*Task description*:
Copy the spear-phishing text below from "River of Phish uses" to "the ‘attached’ file.", inclusive, and change every "PDF" in that span to "Word".

Russian and Belarusian non-profit organizations, independent Russian media, and European international NGOs have faced two separate spear-phishing attacks. These attacks seem to match the Russian government’s interests.
The first campaign, called River of Phish, has links to COLDRIVER, a group connected to Russia’s Federal Security Service (FSB). The second relates to a new threat group named COLDWASTREL.
The attackers targeted well-known Russian opposition members living abroad, U.S. officials, think tank academics, and a former Ukraine ambassador. Access Now and the Citizen Lab uncovered this info through a joint study.
Both attack types were designed to fool members of the targeted organizations. Access Now reported, “The most common attack pattern we observed involved an email sent from either a compromised account or one that resembles a real account from someone familiar to the victim.”
River of Phish uses tailored social engineering methods. It tries to get victims to click links in PDF bait documents. These links redirect them to the credential harvesting page and also track infected computers. This helps stop automated tools from finding their backup systems.
The email messages are sent from Proton Mail email accounts, impersonating organizations or individuals that werefamiliar or known to the victims. The citizen lab observed that the attacker skip attaching a PDF file to the initial message requesting a review of the ‘attached’ file.

*Source information*:
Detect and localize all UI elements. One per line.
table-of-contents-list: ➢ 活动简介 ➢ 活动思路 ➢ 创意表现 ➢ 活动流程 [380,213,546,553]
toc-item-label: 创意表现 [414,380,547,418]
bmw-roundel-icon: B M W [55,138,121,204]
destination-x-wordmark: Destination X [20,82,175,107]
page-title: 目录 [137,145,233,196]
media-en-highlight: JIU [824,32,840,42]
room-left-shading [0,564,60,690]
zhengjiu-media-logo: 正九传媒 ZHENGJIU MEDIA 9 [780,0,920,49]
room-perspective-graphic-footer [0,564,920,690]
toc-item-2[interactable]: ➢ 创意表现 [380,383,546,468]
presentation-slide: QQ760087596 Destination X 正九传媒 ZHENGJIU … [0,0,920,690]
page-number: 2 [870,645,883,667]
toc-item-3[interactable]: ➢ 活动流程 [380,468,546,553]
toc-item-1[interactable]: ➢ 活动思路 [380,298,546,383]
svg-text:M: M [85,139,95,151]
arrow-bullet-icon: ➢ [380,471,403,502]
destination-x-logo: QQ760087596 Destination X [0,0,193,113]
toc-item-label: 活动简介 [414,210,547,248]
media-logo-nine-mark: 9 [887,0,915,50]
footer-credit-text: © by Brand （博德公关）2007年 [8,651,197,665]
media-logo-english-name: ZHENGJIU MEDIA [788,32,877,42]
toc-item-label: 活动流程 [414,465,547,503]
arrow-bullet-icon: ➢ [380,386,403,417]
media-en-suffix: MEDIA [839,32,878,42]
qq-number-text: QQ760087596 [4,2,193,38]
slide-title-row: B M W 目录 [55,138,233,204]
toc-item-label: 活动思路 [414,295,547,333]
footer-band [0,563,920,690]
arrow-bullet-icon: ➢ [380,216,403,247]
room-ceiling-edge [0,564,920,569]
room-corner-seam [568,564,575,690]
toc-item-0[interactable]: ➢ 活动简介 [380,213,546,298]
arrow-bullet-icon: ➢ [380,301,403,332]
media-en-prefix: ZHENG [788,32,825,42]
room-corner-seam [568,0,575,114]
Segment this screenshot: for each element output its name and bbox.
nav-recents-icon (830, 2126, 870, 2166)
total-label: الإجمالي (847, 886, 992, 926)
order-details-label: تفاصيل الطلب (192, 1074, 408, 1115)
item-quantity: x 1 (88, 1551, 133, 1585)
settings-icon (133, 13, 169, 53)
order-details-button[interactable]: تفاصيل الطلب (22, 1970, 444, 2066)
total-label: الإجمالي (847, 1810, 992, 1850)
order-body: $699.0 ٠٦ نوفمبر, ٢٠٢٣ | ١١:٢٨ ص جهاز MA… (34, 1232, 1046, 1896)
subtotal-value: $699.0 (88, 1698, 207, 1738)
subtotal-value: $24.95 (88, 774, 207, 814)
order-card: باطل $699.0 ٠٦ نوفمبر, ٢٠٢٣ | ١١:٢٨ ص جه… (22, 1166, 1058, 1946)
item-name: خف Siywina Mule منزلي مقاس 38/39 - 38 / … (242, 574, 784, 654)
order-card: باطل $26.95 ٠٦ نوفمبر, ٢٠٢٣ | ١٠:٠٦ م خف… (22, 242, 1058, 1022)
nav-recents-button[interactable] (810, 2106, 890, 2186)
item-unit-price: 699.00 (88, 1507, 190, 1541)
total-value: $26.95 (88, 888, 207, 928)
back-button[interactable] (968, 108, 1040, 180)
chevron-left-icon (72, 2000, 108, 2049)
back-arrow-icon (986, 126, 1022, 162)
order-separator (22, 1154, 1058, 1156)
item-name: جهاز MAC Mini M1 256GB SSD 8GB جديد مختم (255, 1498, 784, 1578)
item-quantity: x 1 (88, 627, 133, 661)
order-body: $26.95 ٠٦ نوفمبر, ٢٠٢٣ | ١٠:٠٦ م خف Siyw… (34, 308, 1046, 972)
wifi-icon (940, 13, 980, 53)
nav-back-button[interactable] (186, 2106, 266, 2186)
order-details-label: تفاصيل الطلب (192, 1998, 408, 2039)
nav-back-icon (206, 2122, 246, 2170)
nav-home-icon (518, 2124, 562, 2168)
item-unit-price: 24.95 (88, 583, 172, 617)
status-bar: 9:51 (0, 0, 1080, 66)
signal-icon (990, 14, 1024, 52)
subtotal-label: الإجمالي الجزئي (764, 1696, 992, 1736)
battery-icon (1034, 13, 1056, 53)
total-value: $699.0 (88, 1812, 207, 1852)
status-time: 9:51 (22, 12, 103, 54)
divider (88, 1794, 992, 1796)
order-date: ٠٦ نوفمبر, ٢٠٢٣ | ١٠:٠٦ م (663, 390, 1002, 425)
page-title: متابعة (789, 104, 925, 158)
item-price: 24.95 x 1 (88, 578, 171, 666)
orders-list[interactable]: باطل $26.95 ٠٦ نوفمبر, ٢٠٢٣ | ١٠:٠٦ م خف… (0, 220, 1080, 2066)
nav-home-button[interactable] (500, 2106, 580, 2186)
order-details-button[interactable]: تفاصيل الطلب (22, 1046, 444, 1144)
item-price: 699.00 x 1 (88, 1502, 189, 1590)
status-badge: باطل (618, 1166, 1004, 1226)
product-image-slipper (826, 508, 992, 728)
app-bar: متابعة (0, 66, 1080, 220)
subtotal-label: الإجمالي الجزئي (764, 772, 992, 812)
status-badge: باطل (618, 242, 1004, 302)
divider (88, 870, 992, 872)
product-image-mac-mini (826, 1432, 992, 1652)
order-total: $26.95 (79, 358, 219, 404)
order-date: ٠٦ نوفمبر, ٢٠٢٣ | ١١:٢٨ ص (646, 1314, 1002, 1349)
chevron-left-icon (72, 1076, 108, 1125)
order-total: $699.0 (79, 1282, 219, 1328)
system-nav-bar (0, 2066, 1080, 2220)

*Solution*:
River of Phish uses tailored social engineering methods. It tries to get victims to click links in Word bait documents. These links redirect them to the credential harvesting page and also track infected computers. This helps stop automated tools from finding their backup systems.
The email messages are sent from Proton Mail email accounts, impersonating organizations or individuals that werefamiliar or known to the victims. The citizen lab observed that the attacker skip attaching a Word file to the initial message requesting a review of the ‘attached’ file.